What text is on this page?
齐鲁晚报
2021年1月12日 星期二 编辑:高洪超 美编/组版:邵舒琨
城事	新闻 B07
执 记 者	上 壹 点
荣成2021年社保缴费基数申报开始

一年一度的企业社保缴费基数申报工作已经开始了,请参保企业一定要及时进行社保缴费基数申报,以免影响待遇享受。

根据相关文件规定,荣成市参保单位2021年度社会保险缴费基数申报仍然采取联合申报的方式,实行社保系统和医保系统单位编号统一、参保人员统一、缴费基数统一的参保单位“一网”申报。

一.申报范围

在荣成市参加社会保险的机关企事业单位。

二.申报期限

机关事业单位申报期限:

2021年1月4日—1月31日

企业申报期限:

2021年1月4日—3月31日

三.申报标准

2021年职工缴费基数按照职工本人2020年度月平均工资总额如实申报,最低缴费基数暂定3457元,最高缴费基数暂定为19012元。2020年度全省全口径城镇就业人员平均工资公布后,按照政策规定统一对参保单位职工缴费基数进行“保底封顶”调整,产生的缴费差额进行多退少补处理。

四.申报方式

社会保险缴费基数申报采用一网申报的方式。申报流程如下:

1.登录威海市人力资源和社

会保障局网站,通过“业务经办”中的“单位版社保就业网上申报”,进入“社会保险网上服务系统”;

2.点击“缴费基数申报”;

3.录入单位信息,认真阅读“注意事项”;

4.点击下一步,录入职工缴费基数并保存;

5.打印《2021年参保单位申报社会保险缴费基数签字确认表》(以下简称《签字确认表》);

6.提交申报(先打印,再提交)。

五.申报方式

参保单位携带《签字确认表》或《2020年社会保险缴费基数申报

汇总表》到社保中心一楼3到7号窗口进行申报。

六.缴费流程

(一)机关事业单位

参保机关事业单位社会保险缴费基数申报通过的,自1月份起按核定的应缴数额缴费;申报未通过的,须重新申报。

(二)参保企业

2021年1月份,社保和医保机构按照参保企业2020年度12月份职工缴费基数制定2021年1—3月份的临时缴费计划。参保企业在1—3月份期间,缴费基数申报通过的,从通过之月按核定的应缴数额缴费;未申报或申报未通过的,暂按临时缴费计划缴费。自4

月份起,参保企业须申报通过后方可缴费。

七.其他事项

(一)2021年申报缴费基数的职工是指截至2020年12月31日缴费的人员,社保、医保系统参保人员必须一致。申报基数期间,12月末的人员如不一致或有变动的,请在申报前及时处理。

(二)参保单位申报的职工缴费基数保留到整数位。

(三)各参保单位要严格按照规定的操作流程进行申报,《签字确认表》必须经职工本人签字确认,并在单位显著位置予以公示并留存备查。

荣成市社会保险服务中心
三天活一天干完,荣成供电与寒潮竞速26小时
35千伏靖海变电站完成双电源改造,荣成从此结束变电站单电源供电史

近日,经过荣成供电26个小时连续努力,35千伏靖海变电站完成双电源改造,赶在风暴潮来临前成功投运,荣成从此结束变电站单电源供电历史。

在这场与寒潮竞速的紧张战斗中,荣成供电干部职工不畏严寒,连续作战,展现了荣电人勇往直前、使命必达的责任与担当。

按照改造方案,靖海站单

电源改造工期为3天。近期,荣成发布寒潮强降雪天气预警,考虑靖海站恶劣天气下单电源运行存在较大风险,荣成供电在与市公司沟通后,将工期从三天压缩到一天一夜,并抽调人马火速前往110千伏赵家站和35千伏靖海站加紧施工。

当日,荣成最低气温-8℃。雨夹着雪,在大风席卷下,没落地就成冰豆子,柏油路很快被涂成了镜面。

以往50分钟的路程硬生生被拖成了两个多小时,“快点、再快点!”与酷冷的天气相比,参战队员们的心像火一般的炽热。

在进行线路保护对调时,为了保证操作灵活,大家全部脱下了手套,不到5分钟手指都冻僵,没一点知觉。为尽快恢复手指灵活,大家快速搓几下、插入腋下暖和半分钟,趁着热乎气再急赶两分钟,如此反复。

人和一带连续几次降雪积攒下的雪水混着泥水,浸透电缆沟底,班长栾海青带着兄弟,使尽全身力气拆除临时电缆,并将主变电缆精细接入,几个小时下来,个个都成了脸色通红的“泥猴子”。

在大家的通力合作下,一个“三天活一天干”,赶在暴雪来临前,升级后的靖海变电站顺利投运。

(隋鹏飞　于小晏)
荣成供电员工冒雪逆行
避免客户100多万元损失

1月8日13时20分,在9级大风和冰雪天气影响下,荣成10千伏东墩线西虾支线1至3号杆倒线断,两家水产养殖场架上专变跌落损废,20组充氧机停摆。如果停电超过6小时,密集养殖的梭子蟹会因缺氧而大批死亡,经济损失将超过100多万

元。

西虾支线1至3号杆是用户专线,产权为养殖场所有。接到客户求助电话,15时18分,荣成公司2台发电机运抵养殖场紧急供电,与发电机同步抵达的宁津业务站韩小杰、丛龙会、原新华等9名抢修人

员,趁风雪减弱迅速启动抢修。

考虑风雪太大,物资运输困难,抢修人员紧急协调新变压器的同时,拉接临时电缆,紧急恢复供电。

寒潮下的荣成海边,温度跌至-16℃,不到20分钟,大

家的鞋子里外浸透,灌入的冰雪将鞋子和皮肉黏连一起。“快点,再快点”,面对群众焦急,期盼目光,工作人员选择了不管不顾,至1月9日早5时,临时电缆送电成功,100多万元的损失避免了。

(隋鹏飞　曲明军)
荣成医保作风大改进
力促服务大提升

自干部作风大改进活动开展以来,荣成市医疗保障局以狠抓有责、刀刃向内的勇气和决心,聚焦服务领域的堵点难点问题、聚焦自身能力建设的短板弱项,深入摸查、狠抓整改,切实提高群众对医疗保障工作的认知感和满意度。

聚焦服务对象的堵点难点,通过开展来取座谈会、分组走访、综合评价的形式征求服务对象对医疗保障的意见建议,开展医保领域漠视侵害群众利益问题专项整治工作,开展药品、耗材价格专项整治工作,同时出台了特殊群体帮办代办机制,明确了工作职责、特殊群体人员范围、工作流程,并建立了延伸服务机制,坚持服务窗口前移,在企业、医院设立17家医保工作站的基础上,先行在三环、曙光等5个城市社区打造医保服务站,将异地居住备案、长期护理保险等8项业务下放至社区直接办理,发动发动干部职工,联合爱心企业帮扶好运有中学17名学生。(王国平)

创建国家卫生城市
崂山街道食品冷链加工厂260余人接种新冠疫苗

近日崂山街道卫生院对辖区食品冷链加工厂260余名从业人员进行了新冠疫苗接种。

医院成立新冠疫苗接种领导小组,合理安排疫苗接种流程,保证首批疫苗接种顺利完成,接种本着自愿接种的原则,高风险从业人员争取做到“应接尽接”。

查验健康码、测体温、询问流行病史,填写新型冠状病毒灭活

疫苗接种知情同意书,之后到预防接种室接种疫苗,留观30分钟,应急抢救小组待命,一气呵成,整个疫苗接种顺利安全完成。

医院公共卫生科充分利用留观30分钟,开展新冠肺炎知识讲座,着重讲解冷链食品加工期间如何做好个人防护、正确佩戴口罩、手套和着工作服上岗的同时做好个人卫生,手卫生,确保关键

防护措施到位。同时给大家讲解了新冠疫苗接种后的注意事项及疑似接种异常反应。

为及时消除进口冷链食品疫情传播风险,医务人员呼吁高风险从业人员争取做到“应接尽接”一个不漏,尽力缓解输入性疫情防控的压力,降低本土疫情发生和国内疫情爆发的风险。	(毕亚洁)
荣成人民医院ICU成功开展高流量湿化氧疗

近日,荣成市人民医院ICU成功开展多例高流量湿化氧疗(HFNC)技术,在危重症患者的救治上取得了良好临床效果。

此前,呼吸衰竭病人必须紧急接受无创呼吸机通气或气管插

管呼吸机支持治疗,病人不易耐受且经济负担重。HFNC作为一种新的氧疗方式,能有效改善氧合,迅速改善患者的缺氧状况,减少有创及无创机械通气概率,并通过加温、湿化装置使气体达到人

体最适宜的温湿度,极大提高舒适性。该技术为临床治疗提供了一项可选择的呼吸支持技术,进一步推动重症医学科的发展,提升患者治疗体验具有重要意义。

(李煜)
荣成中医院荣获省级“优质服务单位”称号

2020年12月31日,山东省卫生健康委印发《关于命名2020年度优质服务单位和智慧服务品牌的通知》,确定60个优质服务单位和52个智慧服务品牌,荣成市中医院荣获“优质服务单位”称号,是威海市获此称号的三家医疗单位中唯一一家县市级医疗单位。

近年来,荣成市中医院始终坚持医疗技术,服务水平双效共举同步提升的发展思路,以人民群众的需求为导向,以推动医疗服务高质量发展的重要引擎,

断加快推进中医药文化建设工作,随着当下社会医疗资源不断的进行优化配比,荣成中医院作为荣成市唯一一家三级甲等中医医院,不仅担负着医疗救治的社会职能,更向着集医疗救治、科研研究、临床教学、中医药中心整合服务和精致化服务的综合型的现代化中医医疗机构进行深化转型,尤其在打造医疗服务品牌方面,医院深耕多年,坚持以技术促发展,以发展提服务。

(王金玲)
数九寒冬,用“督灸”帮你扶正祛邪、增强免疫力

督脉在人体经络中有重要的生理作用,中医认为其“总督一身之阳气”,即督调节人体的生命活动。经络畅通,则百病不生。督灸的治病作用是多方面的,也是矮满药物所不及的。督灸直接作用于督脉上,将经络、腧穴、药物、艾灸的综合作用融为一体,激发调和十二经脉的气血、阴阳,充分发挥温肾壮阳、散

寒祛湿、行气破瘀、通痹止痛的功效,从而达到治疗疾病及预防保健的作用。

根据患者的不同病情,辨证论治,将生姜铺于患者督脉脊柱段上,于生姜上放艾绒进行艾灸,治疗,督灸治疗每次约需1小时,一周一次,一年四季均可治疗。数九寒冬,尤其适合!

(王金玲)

--

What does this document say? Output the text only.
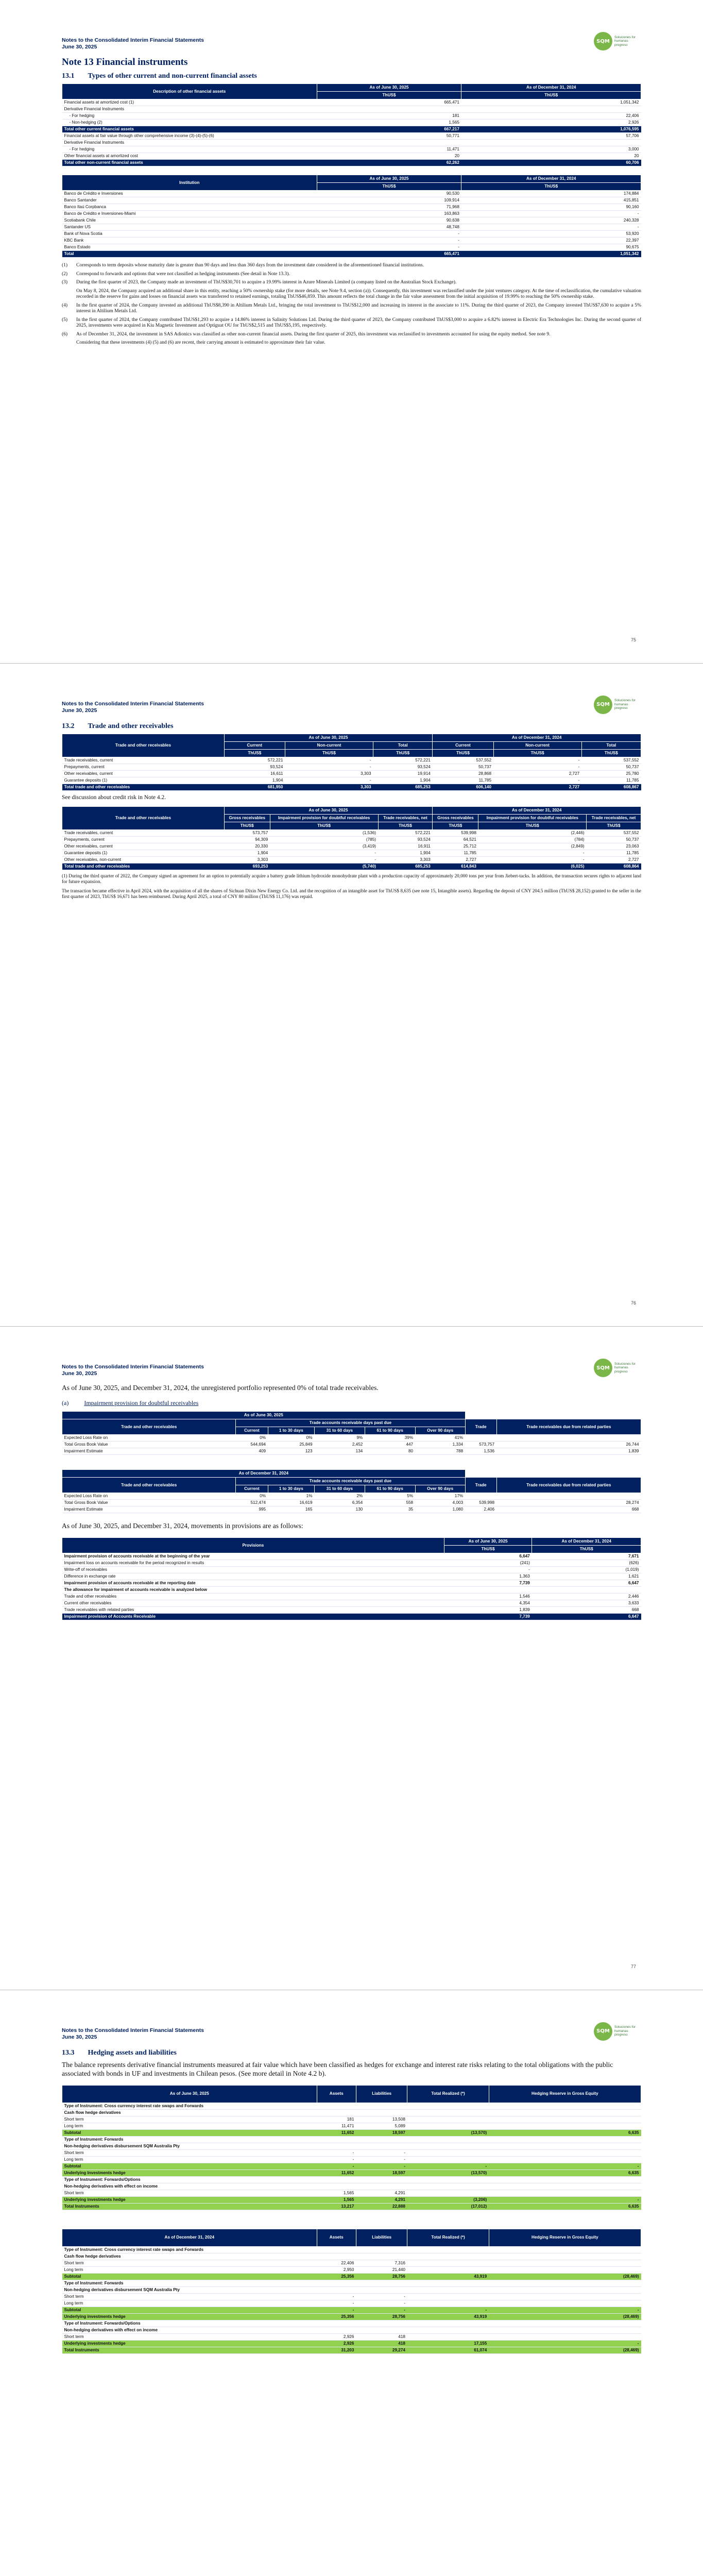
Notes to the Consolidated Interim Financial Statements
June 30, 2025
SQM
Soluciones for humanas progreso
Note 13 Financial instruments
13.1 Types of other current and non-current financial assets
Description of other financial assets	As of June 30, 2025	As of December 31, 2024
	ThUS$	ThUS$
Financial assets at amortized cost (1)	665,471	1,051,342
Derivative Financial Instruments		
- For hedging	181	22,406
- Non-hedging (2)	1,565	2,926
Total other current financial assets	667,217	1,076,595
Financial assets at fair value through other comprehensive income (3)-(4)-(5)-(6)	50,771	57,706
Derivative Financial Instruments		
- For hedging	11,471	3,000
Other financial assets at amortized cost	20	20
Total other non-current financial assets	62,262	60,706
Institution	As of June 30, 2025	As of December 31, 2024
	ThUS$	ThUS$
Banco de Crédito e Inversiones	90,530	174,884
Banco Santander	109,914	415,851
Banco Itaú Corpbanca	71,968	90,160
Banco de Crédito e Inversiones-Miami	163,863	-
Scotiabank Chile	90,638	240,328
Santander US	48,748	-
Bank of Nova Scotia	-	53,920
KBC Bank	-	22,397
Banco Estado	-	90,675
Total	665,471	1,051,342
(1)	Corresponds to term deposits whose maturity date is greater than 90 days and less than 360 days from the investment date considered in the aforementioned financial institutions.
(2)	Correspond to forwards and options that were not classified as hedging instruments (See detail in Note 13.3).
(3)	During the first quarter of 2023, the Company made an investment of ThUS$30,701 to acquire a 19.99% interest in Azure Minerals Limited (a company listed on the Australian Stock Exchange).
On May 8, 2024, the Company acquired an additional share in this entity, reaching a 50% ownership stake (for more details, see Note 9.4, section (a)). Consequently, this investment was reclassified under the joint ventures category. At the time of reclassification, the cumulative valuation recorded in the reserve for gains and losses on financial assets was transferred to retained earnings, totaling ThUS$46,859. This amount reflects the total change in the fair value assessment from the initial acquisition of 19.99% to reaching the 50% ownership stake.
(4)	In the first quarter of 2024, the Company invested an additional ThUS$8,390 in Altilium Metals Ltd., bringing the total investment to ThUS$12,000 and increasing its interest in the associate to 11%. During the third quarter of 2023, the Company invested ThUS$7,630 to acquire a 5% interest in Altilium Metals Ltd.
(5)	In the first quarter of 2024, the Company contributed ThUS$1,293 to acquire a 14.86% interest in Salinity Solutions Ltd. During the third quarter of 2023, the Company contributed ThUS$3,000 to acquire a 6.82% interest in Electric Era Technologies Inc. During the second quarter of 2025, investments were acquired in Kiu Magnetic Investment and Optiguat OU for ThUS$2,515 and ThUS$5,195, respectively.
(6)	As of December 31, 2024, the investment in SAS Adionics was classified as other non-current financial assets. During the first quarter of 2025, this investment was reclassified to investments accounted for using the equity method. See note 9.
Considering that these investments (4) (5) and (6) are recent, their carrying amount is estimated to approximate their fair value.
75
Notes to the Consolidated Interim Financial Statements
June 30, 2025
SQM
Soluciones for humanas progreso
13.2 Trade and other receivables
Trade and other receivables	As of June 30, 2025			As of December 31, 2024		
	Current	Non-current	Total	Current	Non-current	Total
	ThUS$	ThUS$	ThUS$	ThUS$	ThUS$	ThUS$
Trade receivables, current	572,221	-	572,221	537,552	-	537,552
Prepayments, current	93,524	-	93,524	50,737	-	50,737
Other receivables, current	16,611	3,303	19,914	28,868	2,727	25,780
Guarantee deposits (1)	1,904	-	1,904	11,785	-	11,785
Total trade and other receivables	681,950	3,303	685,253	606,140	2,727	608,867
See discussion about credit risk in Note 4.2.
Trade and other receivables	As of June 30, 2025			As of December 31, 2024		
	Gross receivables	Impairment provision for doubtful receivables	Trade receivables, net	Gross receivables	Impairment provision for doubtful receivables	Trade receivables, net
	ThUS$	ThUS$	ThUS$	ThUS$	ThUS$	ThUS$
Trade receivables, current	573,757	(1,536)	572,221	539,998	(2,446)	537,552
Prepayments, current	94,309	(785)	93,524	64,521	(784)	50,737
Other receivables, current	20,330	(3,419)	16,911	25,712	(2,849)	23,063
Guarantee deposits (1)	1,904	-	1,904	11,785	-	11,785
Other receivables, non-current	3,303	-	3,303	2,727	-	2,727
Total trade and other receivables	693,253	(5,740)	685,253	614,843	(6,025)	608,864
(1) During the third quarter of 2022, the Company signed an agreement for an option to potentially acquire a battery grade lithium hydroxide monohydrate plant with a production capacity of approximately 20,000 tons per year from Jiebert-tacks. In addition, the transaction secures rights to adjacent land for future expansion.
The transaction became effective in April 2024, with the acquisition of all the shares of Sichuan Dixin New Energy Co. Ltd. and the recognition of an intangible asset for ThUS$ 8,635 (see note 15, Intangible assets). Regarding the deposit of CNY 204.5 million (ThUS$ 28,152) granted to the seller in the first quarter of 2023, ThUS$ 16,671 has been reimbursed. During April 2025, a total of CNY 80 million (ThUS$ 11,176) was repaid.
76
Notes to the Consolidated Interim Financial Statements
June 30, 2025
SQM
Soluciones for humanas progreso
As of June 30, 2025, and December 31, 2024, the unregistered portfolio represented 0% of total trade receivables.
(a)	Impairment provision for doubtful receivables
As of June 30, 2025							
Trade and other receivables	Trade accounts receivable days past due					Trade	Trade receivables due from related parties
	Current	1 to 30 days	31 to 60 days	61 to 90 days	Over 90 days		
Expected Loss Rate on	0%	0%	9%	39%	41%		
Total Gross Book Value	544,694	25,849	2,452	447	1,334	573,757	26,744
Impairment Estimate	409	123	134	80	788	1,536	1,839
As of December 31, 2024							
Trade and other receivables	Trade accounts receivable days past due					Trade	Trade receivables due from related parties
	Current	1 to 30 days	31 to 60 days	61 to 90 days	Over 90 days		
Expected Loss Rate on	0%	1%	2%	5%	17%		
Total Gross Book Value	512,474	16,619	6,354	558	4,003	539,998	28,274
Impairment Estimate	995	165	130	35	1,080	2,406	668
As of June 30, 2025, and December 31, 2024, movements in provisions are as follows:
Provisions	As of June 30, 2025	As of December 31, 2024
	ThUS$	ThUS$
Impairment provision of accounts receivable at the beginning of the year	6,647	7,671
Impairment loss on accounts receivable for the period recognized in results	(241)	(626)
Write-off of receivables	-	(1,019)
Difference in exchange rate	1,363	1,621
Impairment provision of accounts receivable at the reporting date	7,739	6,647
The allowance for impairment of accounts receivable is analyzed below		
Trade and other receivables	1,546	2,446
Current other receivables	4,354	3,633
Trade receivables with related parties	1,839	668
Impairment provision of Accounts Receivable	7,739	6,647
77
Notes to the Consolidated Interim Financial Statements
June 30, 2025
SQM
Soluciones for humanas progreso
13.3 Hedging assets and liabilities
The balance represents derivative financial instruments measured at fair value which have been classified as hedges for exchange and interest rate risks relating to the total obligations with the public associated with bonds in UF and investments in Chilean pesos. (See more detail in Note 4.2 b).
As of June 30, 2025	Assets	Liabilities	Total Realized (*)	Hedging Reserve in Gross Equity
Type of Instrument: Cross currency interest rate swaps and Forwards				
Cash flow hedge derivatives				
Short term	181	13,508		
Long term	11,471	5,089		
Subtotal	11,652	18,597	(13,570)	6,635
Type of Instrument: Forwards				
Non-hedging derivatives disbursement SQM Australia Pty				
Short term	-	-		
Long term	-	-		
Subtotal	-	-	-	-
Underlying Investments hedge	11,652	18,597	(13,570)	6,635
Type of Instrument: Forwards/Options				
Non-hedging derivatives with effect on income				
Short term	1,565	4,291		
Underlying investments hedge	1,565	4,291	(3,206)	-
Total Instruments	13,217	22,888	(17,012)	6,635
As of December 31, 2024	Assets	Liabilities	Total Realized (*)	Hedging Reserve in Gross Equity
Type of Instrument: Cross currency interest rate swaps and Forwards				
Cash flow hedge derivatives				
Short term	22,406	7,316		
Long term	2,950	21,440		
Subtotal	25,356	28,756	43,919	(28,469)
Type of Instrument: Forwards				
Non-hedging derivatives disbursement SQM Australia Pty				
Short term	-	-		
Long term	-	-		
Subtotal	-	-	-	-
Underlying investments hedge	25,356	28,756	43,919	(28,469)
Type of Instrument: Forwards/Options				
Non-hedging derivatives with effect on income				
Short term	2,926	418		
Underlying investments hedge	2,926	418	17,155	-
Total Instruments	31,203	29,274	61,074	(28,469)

## What is required
Using the listing, copy every line where the word "Short" shows up.

## Worked answer
Short term	181	13,508		
Short term	-	-		
Short term	1,565	4,291		
Short term	22,406	7,316		
Short term	-	-		
Short term	2,926	418		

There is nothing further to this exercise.